WHAT THIS TASK INVOLVES => Reproduce the data in its entirety, exactly as supplied.

[Dataset entries]

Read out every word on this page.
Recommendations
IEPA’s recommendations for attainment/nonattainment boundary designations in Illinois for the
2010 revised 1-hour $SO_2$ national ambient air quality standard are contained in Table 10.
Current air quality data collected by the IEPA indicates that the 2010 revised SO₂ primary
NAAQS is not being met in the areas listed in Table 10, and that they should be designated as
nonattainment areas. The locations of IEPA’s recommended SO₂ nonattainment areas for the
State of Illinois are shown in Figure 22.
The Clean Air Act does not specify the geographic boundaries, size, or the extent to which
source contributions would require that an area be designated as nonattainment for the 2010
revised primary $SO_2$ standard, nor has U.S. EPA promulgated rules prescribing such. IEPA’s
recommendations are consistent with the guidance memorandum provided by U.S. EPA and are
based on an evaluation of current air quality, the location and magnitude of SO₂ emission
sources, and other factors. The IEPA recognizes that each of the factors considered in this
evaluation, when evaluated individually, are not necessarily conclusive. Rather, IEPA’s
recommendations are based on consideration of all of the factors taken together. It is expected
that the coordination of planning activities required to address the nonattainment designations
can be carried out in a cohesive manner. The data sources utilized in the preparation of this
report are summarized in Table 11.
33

TASK ANSWER =>
Read out every word on this page.
Recommendations
IEPA’s recommendations for attainment/nonattainment boundary designations in Illinois for the
2010 revised 1-hour $SO_2$ national ambient air quality standard are contained in Table 10.
Current air quality data collected by the IEPA indicates that the 2010 revised SO₂ primary
NAAQS is not being met in the areas listed in Table 10, and that they should be designated as
nonattainment areas. The locations of IEPA’s recommended SO₂ nonattainment areas for the
State of Illinois are shown in Figure 22.
The Clean Air Act does not specify the geographic boundaries, size, or the extent to which
source contributions would require that an area be designated as nonattainment for the 2010
revised primary $SO_2$ standard, nor has U.S. EPA promulgated rules prescribing such. IEPA’s
recommendations are consistent with the guidance memorandum provided by U.S. EPA and are
based on an evaluation of current air quality, the location and magnitude of SO₂ emission
sources, and other factors. The IEPA recognizes that each of the factors considered in this
evaluation, when evaluated individually, are not necessarily conclusive. Rather, IEPA’s
recommendations are based on consideration of all of the factors taken together. It is expected
that the coordination of planning activities required to address the nonattainment designations
can be carried out in a cohesive manner. The data sources utilized in the preparation of this
report are summarized in Table 11.
33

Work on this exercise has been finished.